What you have to do:
From the entries provided below, copy each line that contains the word "أبيه".

Collected data entries:
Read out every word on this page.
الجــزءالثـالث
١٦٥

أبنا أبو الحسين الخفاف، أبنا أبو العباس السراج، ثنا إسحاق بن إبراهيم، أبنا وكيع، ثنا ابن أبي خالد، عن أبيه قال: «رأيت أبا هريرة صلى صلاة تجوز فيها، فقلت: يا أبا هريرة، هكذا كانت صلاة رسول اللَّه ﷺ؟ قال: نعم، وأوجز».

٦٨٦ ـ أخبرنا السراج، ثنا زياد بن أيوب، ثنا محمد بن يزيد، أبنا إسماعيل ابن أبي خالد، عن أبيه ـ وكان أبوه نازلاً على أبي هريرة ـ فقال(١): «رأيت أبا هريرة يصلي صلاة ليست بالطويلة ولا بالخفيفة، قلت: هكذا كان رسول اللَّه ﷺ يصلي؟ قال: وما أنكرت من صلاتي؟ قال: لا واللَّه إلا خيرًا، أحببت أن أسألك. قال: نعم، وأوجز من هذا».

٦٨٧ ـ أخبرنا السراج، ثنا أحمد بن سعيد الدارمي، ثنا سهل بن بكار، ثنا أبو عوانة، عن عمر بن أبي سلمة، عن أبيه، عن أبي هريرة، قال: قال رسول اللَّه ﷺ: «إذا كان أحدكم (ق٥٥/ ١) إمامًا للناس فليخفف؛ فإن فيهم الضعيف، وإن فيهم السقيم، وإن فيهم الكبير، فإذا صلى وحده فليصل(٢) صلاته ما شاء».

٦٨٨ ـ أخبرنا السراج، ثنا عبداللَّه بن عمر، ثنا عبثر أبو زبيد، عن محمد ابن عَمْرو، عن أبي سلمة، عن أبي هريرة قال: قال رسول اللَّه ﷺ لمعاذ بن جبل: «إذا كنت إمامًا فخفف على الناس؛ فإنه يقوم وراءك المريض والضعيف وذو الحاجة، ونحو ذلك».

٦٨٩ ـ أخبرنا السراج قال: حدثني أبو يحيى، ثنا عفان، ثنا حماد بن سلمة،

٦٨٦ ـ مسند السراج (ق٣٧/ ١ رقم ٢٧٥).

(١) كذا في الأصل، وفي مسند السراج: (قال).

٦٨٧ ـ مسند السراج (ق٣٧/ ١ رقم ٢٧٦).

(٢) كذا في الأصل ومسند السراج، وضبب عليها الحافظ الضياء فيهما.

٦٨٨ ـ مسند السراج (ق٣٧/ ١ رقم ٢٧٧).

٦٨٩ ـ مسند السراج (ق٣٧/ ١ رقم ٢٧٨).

Response:
أبنا أبو الحسين الخفاف، أبنا أبو العباس السراج، ثنا إسحاق بن إبراهيم، أبنا وكيع، ثنا ابن أبي خالد، عن أبيه قال: «رأيت أبا هريرة صلى صلاة تجوز فيها، فقلت: يا أبا هريرة، هكذا كانت صلاة رسول اللَّه ﷺ؟ قال: نعم، وأوجز».
٦٨٦ ـ أخبرنا السراج، ثنا زياد بن أيوب، ثنا محمد بن يزيد، أبنا إسماعيل ابن أبي خالد، عن أبيه ـ وكان أبوه نازلاً على أبي هريرة ـ فقال(١): «رأيت أبا هريرة يصلي صلاة ليست بالطويلة ولا بالخفيفة، قلت: هكذا كان رسول اللَّه ﷺ يصلي؟ قال: وما أنكرت من صلاتي؟ قال: لا واللَّه إلا خيرًا، أحببت أن أسألك. قال: نعم، وأوجز من هذا».
٦٨٧ ـ أخبرنا السراج، ثنا أحمد بن سعيد الدارمي، ثنا سهل بن بكار، ثنا أبو عوانة، عن عمر بن أبي سلمة، عن أبيه، عن أبي هريرة، قال: قال رسول اللَّه ﷺ: «إذا كان أحدكم (ق٥٥/ ١) إمامًا للناس فليخفف؛ فإن فيهم الضعيف، وإن فيهم السقيم، وإن فيهم الكبير، فإذا صلى وحده فليصل(٢) صلاته ما شاء».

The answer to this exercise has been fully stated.